# DATA LINES
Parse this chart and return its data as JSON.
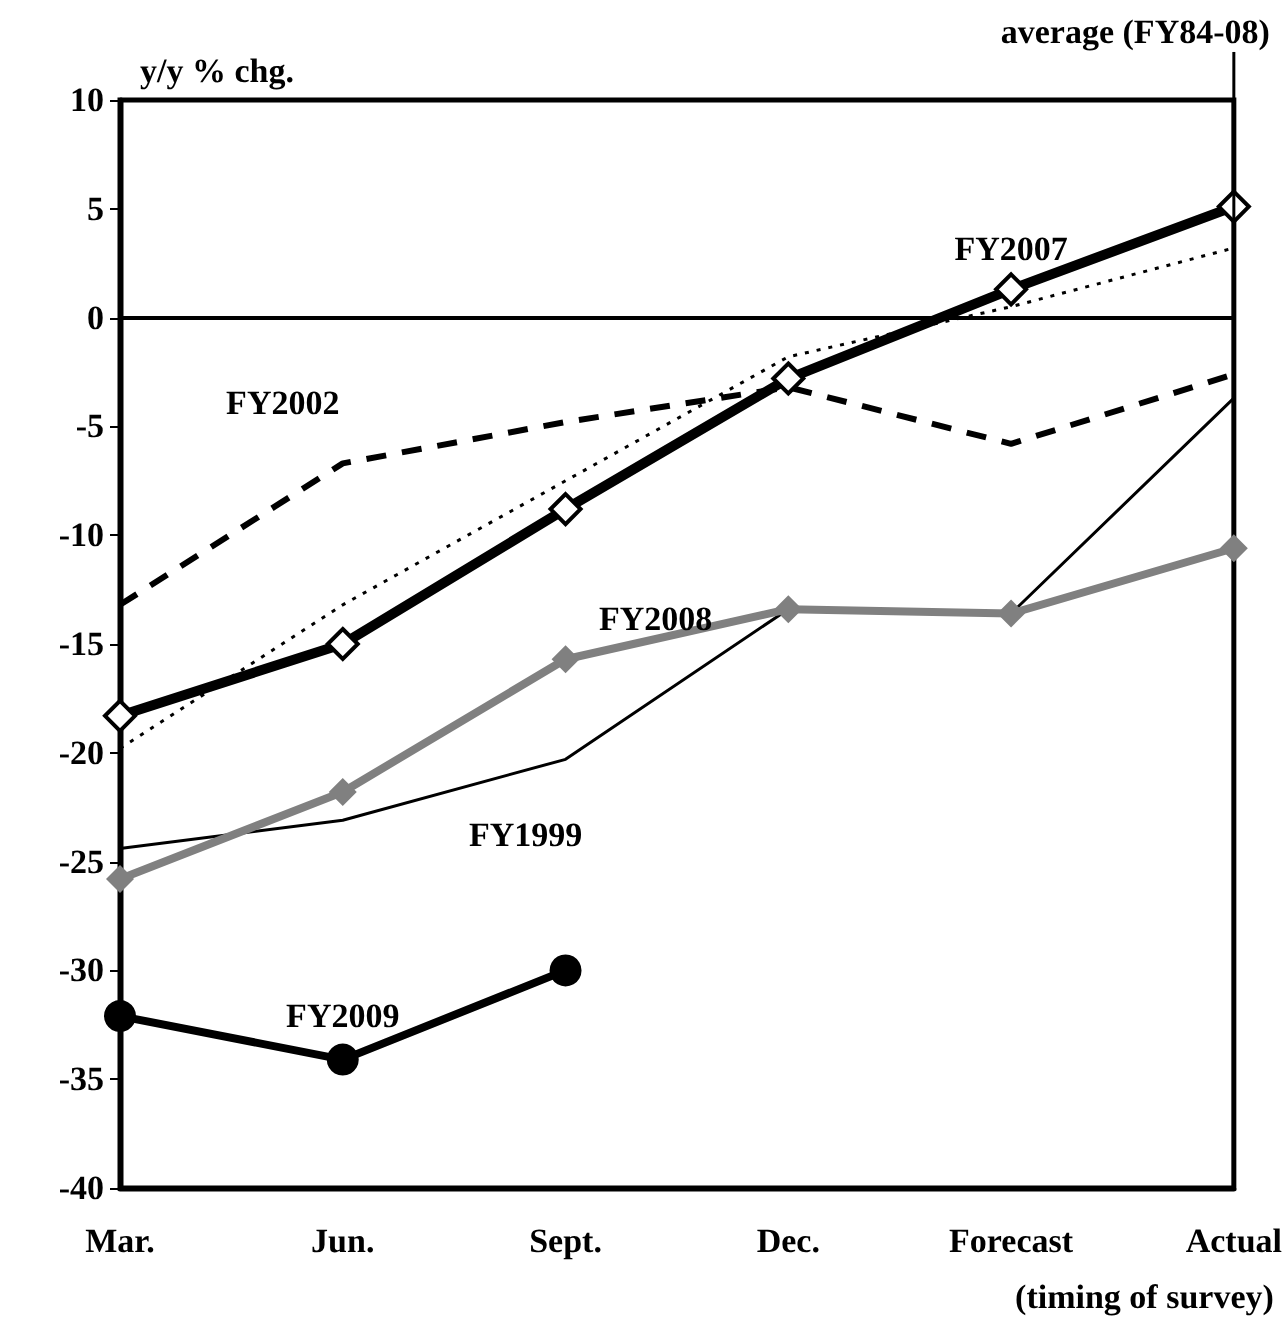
{
  "chart_data": {
    "type": "line",
    "ylabel": "y/y % chg.",
    "xlabel": "(timing of survey)",
    "categories": [
      "Mar.",
      "Jun.",
      "Sept.",
      "Dec.",
      "Forecast",
      "Actual"
    ],
    "ylim": [
      -40,
      10
    ],
    "yticks": [
      -40,
      -35,
      -30,
      -25,
      -20,
      -15,
      -10,
      -5,
      0,
      5,
      10
    ],
    "grid": false,
    "legend": false,
    "ref_lines": [
      {
        "axis": "y",
        "value": 0,
        "color": "#000000",
        "line_style": "solid"
      }
    ],
    "series": [
      {
        "name": "FY2002",
        "color": "#000000",
        "values": [
          -13.2,
          -6.7,
          -4.8,
          -3.2,
          -5.8,
          -2.6
        ],
        "marker": "none",
        "line_style": "dashed"
      },
      {
        "name": "average (FY84-08)",
        "color": "#000000",
        "values": [
          -19.8,
          -13.2,
          -7.5,
          -1.8,
          0.5,
          3.2
        ],
        "marker": "none",
        "line_style": "dotted"
      },
      {
        "name": "FY1999",
        "color": "#000000",
        "values": [
          -24.4,
          -23.1,
          -20.3,
          -13.4,
          -13.6,
          -3.7
        ],
        "marker": "none",
        "line_style": "solid"
      },
      {
        "name": "FY2008",
        "color": "#808080",
        "values": [
          -25.8,
          -21.8,
          -15.7,
          -13.4,
          -13.6,
          -10.6
        ],
        "marker": "diamond",
        "line_style": "solid"
      },
      {
        "name": "FY2007",
        "color": "#000000",
        "values": [
          -18.3,
          -15,
          -8.8,
          -2.8,
          1.3,
          5.1
        ],
        "marker": "diamond",
        "line_style": "solid"
      },
      {
        "name": "FY2009",
        "color": "#000000",
        "values": [
          -32.1,
          -34.1,
          -30,
          null,
          null,
          null
        ],
        "marker": "circle",
        "line_style": "solid"
      }
    ]
  }
}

# DIRECTIVE
Show every line from the entries above in which the word "name" appears.

# RESULT OF THIS TASK
        "name": "FY2002",
        "name": "average (FY84-08)",
        "name": "FY1999",
        "name": "FY2008",
        "name": "FY2007",
        "name": "FY2009",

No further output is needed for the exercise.